Task: Each line of the material must be repeated precisely, with the pictures left out.

Data to process:
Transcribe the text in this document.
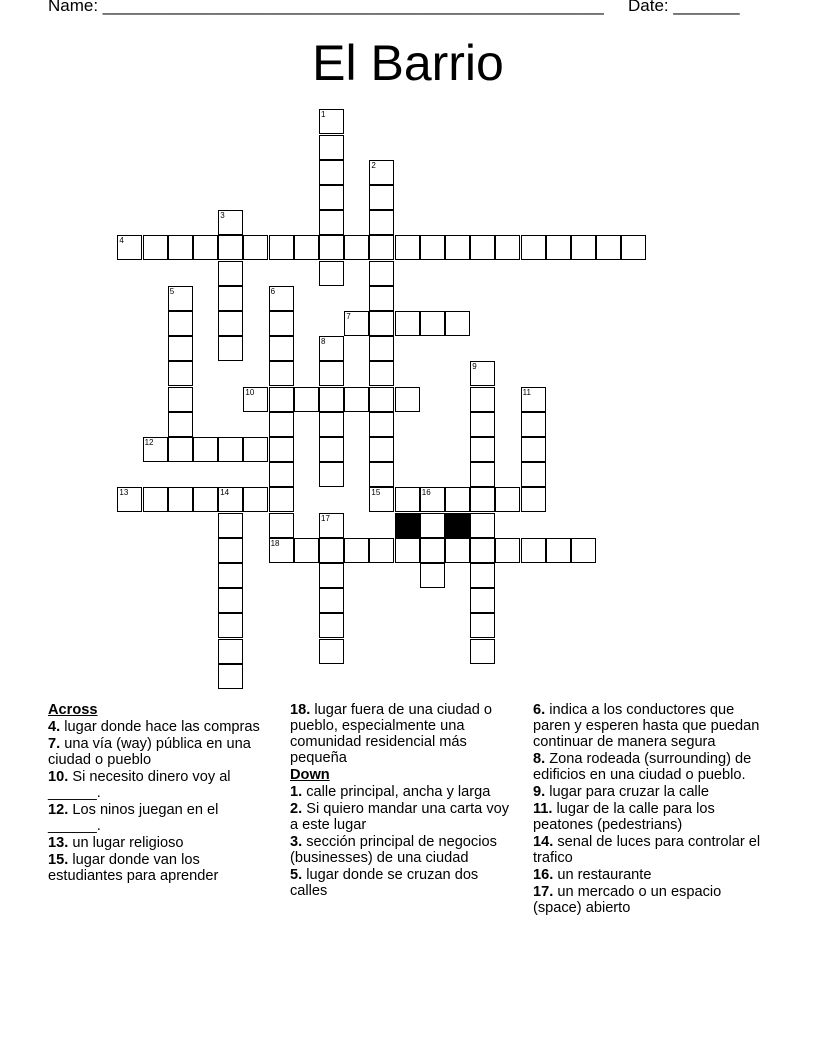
Name: _____________________________________________________ Date: _______
El Barrio
1
2
15
3
4
5	6
18
7
8
9
10	11
12
13	14	16
17
Across
4. lugar donde hace las compras
7. una vía (way) pública en una ciudad o pueblo
10. Si necesito dinero voy al ______.
12. Los ninos juegan en el ______.
13. un lugar religioso
15. lugar donde van los estudiantes para aprender
18. lugar fuera de una ciudad o pueblo, especialmente una comunidad residencial más pequeña
Down
1. calle principal, ancha y larga
2. Si quiero mandar una carta voy a este lugar
3. sección principal de negocios (businesses) de una ciudad
5. lugar donde se cruzan dos calles
6. indica a los conductores que paren y esperen hasta que puedan continuar de manera segura
8. Zona rodeada (surrounding) de edificios en una ciudad o pueblo.
9. lugar para cruzar la calle
11. lugar de la calle para los peatones (pedestrians)
14. senal de luces para controlar el trafico
16. un restaurante
17. un mercado o un espacio (space) abierto
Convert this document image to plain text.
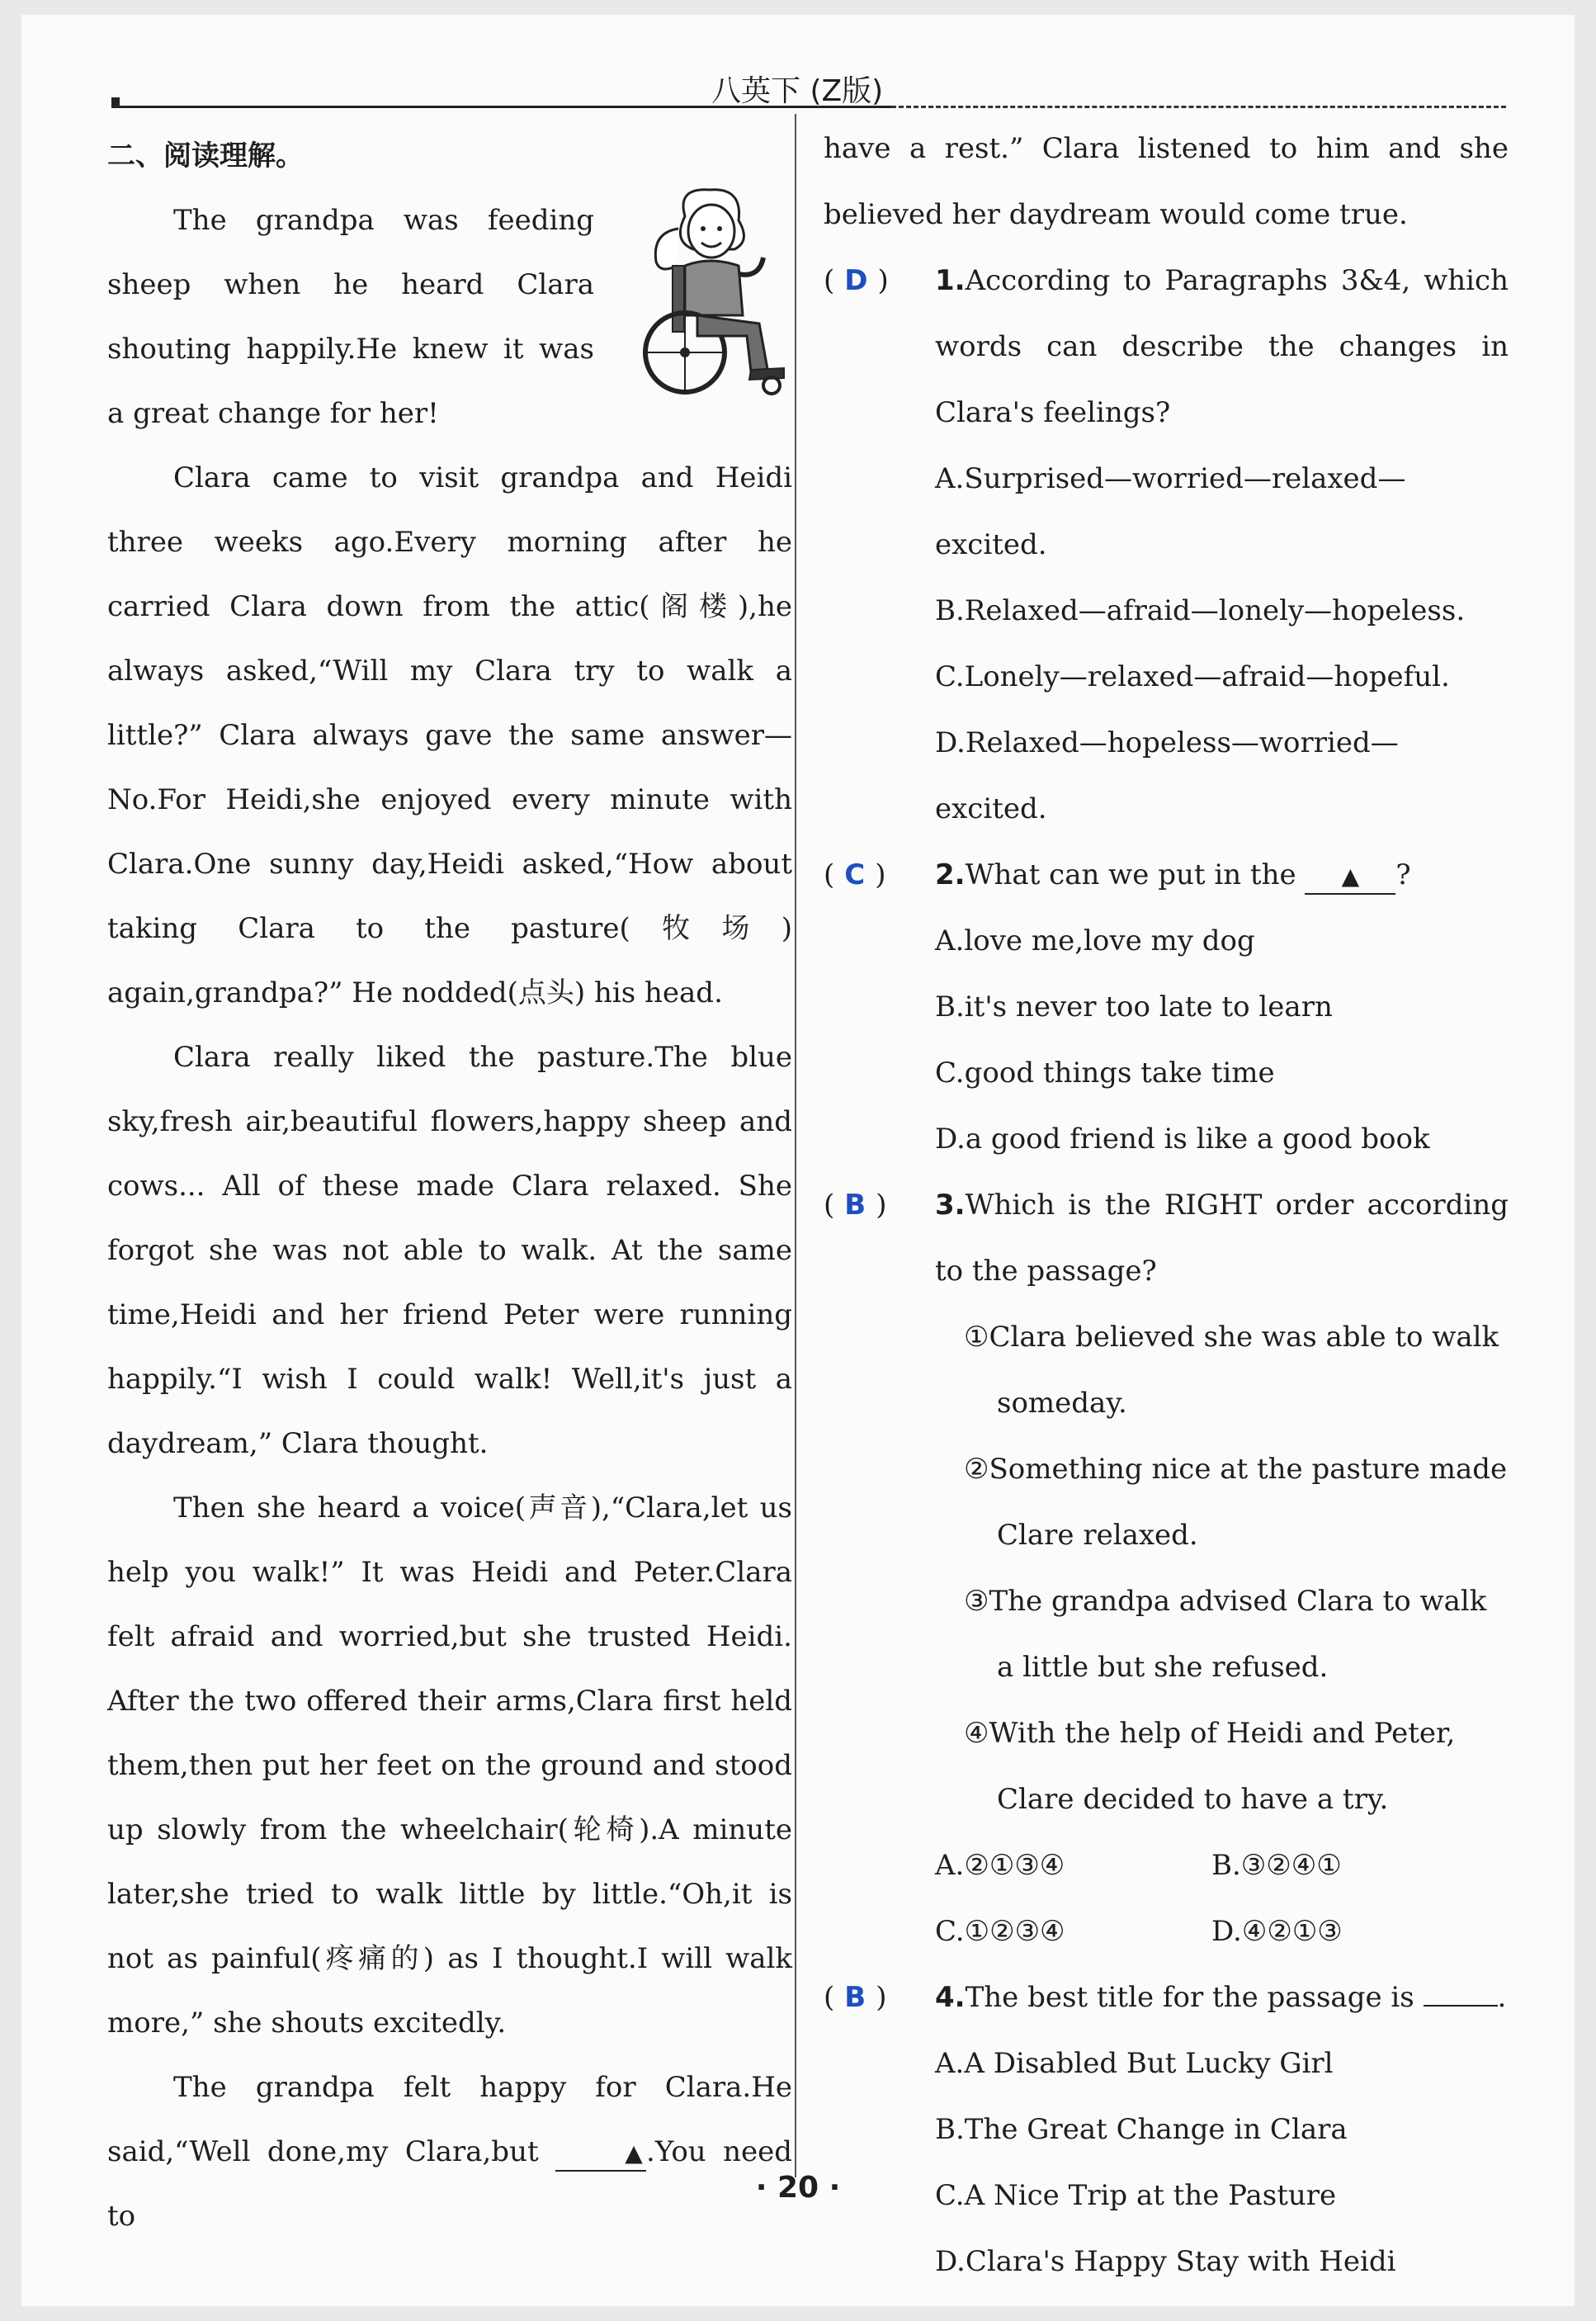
八英下 (Z版)
二、阅读理解。

The grandpa was feeding sheep when he heard Clara shouting happily.He knew it was a great change for her!

Clara came to visit grandpa and Heidi three weeks ago.Every morning after he carried Clara down from the attic(阁楼),he always asked,“Will my Clara try to walk a little?” Clara always gave the same answer—No.For Heidi,she enjoyed every minute with Clara.One sunny day,Heidi asked,“How about taking Clara to the pasture(牧场) again,grandpa?” He nodded(点头) his head.

Clara really liked the pasture.The blue sky,fresh air,beautiful flowers,happy sheep and cows... All of these made Clara relaxed. She forgot she was not able to walk. At the same time,Heidi and her friend Peter were running happily.“I wish I could walk! Well,it's just a daydream,” Clara thought.

Then she heard a voice(声音),“Clara,let us help you walk!” It was Heidi and Peter.Clara felt afraid and worried,but she trusted Heidi. After the two offered their arms,Clara first held them,then put her feet on the ground and stood up slowly from the wheelchair(轮椅).A minute later,she tried to walk little by little.“Oh,it is not as painful(疼痛的) as I thought.I will walk more,” she shouts excitedly.

The grandpa felt happy for Clara.He said,“Well done,my Clara,but	▲ .You need to

have a rest.” Clara listened to him and she believed her daydream would come true.

( D )	1.According to Paragraphs 3&4, which words can describe the changes in Clara's feelings?

A.Surprised—worried—relaxed—excited.

B.Relaxed—afraid—lonely—hopeless.

C.Lonely—relaxed—afraid—hopeful.

D.Relaxed—hopeless—worried—excited.

( C )	2.What can we put in the ▲ ?

A.love me,love my dog

B.it's never too late to learn

C.good things take time

D.a good friend is like a good book

( B )	3.Which is the RIGHT order according to the passage?

①Clara believed she was able to walk someday.

②Something nice at the pasture made Clare relaxed.

③The grandpa advised Clara to walk a little but she refused.

④With the help of Heidi and Peter, Clare decided to have a try.

A.②①③④	B.③②④①
C.①②③④	D.④②①③
( B )	4.The best title for the passage is	.

A.A Disabled But Lucky Girl

B.The Great Change in Clara

C.A Nice Trip at the Pasture

D.Clara's Happy Stay with Heidi

· 20 ·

Task answer:
Transcribe the text in this document.
Name: _____________________________________________________ Date: _______
El Barrio
1
2
15
3
4
5	6
18
7
8
9
10	11
12
13	14	16
17
Across
4. lugar donde hace las compras
7. una vía (way) pública en una ciudad o pueblo
10. Si necesito dinero voy al ______.
12. Los ninos juegan en el ______.
13. un lugar religioso
15. lugar donde van los estudiantes para aprender
18. lugar fuera de una ciudad o pueblo, especialmente una comunidad residencial más pequeña
Down
1. calle principal, ancha y larga
2. Si quiero mandar una carta voy a este lugar
3. sección principal de negocios (businesses) de una ciudad
5. lugar donde se cruzan dos calles
6. indica a los conductores que paren y esperen hasta que puedan continuar de manera segura
8. Zona rodeada (surrounding) de edificios en una ciudad o pueblo.
9. lugar para cruzar la calle
11. lugar de la calle para los peatones (pedestrians)
14. senal de luces para controlar el trafico
16. un restaurante
17. un mercado o un espacio (space) abierto
Convert this document image to plain text.
八英下 (Z版)
二、阅读理解。

The grandpa was feeding sheep when he heard Clara shouting happily.He knew it was a great change for her!

Clara came to visit grandpa and Heidi three weeks ago.Every morning after he carried Clara down from the attic(阁楼),he always asked,“Will my Clara try to walk a little?” Clara always gave the same answer—No.For Heidi,she enjoyed every minute with Clara.One sunny day,Heidi asked,“How about taking Clara to the pasture(牧场) again,grandpa?” He nodded(点头) his head.

Clara really liked the pasture.The blue sky,fresh air,beautiful flowers,happy sheep and cows... All of these made Clara relaxed. She forgot she was not able to walk. At the same time,Heidi and her friend Peter were running happily.“I wish I could walk! Well,it's just a daydream,” Clara thought.

Then she heard a voice(声音),“Clara,let us help you walk!” It was Heidi and Peter.Clara felt afraid and worried,but she trusted Heidi. After the two offered their arms,Clara first held them,then put her feet on the ground and stood up slowly from the wheelchair(轮椅).A minute later,she tried to walk little by little.“Oh,it is not as painful(疼痛的) as I thought.I will walk more,” she shouts excitedly.

The grandpa felt happy for Clara.He said,“Well done,my Clara,but	▲ .You need to

have a rest.” Clara listened to him and she believed her daydream would come true.

( D )	1.According to Paragraphs 3&4, which words can describe the changes in Clara's feelings?

A.Surprised—worried—relaxed—excited.

B.Relaxed—afraid—lonely—hopeless.

C.Lonely—relaxed—afraid—hopeful.

D.Relaxed—hopeless—worried—excited.

( C )	2.What can we put in the ▲ ?

A.love me,love my dog

B.it's never too late to learn

C.good things take time

D.a good friend is like a good book

( B )	3.Which is the RIGHT order according to the passage?

①Clara believed she was able to walk someday.

②Something nice at the pasture made Clare relaxed.

③The grandpa advised Clara to walk a little but she refused.

④With the help of Heidi and Peter, Clare decided to have a try.

A.②①③④	B.③②④①
C.①②③④	D.④②①③
( B )	4.The best title for the passage is	.

A.A Disabled But Lucky Girl

B.The Great Change in Clara

C.A Nice Trip at the Pasture

D.Clara's Happy Stay with Heidi

· 20 ·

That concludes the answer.